__WHAT IS BEING ASKED__. The entries below should be output exactly as written.

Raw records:
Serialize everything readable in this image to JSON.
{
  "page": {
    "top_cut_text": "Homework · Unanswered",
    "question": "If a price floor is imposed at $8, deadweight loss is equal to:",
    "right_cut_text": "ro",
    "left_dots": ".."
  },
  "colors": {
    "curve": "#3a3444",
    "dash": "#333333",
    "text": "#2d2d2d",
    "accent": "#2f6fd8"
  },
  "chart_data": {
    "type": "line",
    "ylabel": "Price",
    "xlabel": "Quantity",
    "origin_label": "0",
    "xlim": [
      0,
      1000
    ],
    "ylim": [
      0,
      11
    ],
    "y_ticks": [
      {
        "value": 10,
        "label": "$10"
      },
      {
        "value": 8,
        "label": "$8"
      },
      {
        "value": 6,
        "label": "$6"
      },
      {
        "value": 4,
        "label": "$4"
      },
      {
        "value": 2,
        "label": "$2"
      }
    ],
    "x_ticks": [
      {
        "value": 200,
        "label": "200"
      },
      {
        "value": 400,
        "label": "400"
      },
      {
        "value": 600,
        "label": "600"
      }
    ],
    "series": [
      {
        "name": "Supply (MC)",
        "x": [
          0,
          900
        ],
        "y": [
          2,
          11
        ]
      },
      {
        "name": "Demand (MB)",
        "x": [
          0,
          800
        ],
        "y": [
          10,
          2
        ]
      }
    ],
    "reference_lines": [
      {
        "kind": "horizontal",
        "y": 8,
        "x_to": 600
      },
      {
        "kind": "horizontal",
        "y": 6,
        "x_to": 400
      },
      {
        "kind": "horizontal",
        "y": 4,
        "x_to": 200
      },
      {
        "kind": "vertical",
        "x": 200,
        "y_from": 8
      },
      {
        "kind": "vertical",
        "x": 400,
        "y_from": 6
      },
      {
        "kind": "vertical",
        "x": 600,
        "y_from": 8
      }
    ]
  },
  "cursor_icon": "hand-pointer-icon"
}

__RESPONSE__.
Serialize everything readable in this image to JSON.
{
  "page": {
    "top_cut_text": "Homework · Unanswered",
    "question": "If a price floor is imposed at $8, deadweight loss is equal to:",
    "right_cut_text": "ro",
    "left_dots": ".."
  },
  "colors": {
    "curve": "#3a3444",
    "dash": "#333333",
    "text": "#2d2d2d",
    "accent": "#2f6fd8"
  },
  "chart_data": {
    "type": "line",
    "ylabel": "Price",
    "xlabel": "Quantity",
    "origin_label": "0",
    "xlim": [
      0,
      1000
    ],
    "ylim": [
      0,
      11
    ],
    "y_ticks": [
      {
        "value": 10,
        "label": "$10"
      },
      {
        "value": 8,
        "label": "$8"
      },
      {
        "value": 6,
        "label": "$6"
      },
      {
        "value": 4,
        "label": "$4"
      },
      {
        "value": 2,
        "label": "$2"
      }
    ],
    "x_ticks": [
      {
        "value": 200,
        "label": "200"
      },
      {
        "value": 400,
        "label": "400"
      },
      {
        "value": 600,
        "label": "600"
      }
    ],
    "series": [
      {
        "name": "Supply (MC)",
        "x": [
          0,
          900
        ],
        "y": [
          2,
          11
        ]
      },
      {
        "name": "Demand (MB)",
        "x": [
          0,
          800
        ],
        "y": [
          10,
          2
        ]
      }
    ],
    "reference_lines": [
      {
        "kind": "horizontal",
        "y": 8,
        "x_to": 600
      },
      {
        "kind": "horizontal",
        "y": 6,
        "x_to": 400
      },
      {
        "kind": "horizontal",
        "y": 4,
        "x_to": 200
      },
      {
        "kind": "vertical",
        "x": 200,
        "y_from": 8
      },
      {
        "kind": "vertical",
        "x": 400,
        "y_from": 6
      },
      {
        "kind": "vertical",
        "x": 600,
        "y_from": 8
      }
    ]
  },
  "cursor_icon": "hand-pointer-icon"
}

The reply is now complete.